[What to work on] Your task is to copy every line of the entries that contains "在载玻片上先滴一滴".

-- BEGIN Records shown --

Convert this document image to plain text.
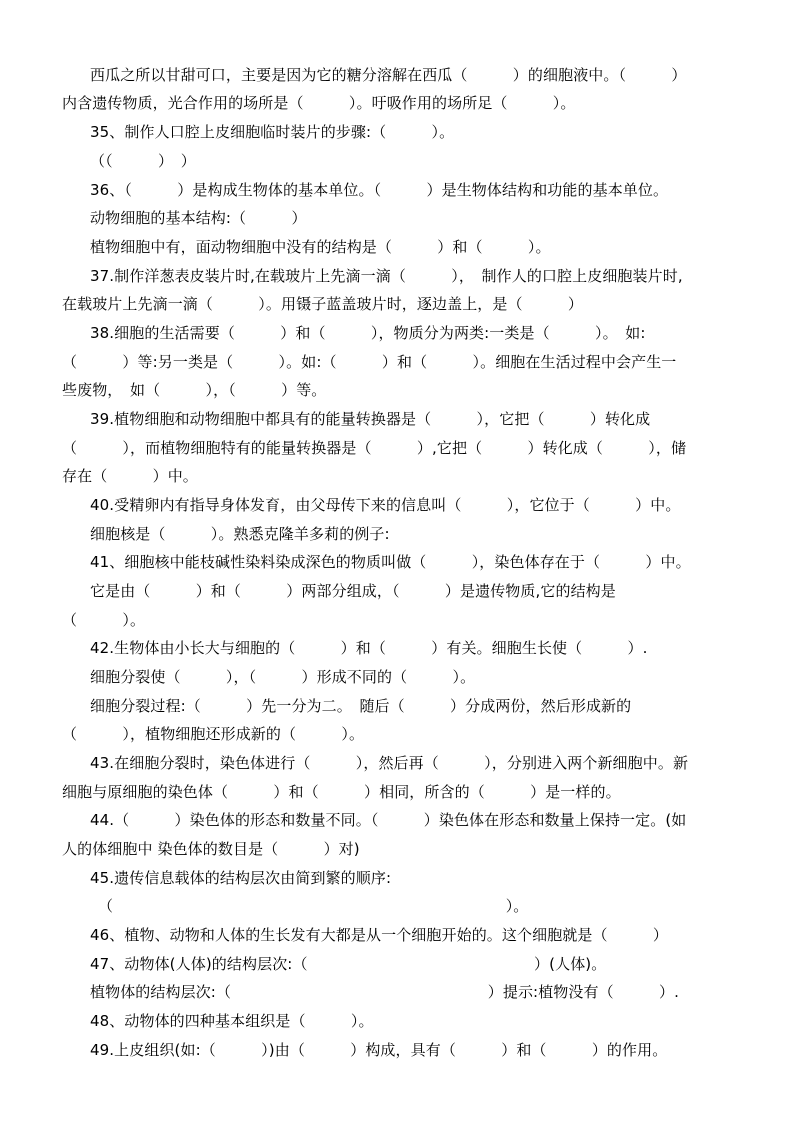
西瓜之所以甘甜可口，主要是因为它的糖分溶解在西瓜（　　　）的细胞液中。（　　　）
内含遗传物质，光合作用的场所是（　　　）。吁吸作用的场所足（　　　）。
35、制作人口腔上皮细胞临时装片的步骤:（　　　）。
（（　　　）　）
36、（　　　）是构成生物体的基本单位。（　　　）是生物体结构和功能的基本单位。
动物细胞的基本结构:（　　　）
植物细胞中有，面动物细胞中没有的结构是（　　　）和（　　　）。
37.制作洋葱表皮装片时,在载玻片上先滴一滴（　　　），　制作人的口腔上皮细胞装片时,
在载玻片上先滴一滴（　　　）。用镊子蓝盖玻片时，逐边盖上，是（　　　）
38.细胞的生活需要（　　　）和（　　　），物质分为两类:一类是（　　　）。　如:
（　　　）等:另一类是（　　　）。如:（　　　）和（　　　）。细胞在生活过程中会产生一
些废物，　如（　　　），（　　　）等。
39.植物细胞和动物细胞中都具有的能量转换器是（　　　），它把（　　　）转化成
（　　　），而植物细胞特有的能量转换器是（　　　）,它把（　　　）转化成（　　　），储
存在（　　　）中。
40.受精卵内有指导身体发育，由父母传下来的信息叫（　　　），它位于（　　　）中。
细胞核是（　　　）。熟悉克隆羊多莉的例子:
41、细胞核中能枝碱性染料染成深色的物质叫做（　　　），染色体存在于（　　　）中。
它是由（　　　）和（　　　）两部分组成，（　　　）是遗传物质,它的结构是
（　　　）。
42.生物体由小长大与细胞的（　　　）和（　　　）有关。细胞生长使（　　　）.
细胞分裂使（　　　），（　　　）形成不同的（　　　）。
细胞分裂过程:（　　　）先一分为二。　随后（　　　）分成两份，然后形成新的
（　　　），植物细胞还形成新的（　　　）。
43.在细胞分裂时，染色体进行（　　　），然后再（　　　），分别进入两个新细胞中。新
细胞与原细胞的染色体（　　　）和（　　　）相同，所含的（　　　）是一样的。
44.（　　　）染色体的形态和数量不同。（　　　）染色体在形态和数量上保持一定。(如
人的体细胞中 染色体的数目是（　　　）对)
45.遗传信息载体的结构层次由简到繁的顺序:
（　　　　　　　　　　　　　　　　　　　　　　　　　　）。
46、植物、动物和人体的生长发有大都是从一个细胞开始的。这个细胞就是（　　　）
47、动物体(人体)的结构层次:（　　　　　　　　　　　　　　　）(人体)。
植物体的结构层次:（　　　　　　　　　　　　　　　　　）提示:植物没有（　　　）.
48、动物体的四种基本组织是（　　　）。
49.上皮组织(如:（　　　）)由（　　　）构成，具有（　　　）和（　　　）的作用。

-- END Records shown --

[Exercise response]
37.制作洋葱表皮装片时,在载玻片上先滴一滴（　　　），　制作人的口腔上皮细胞装片时,
在载玻片上先滴一滴（　　　）。用镊子蓝盖玻片时，逐边盖上，是（　　　）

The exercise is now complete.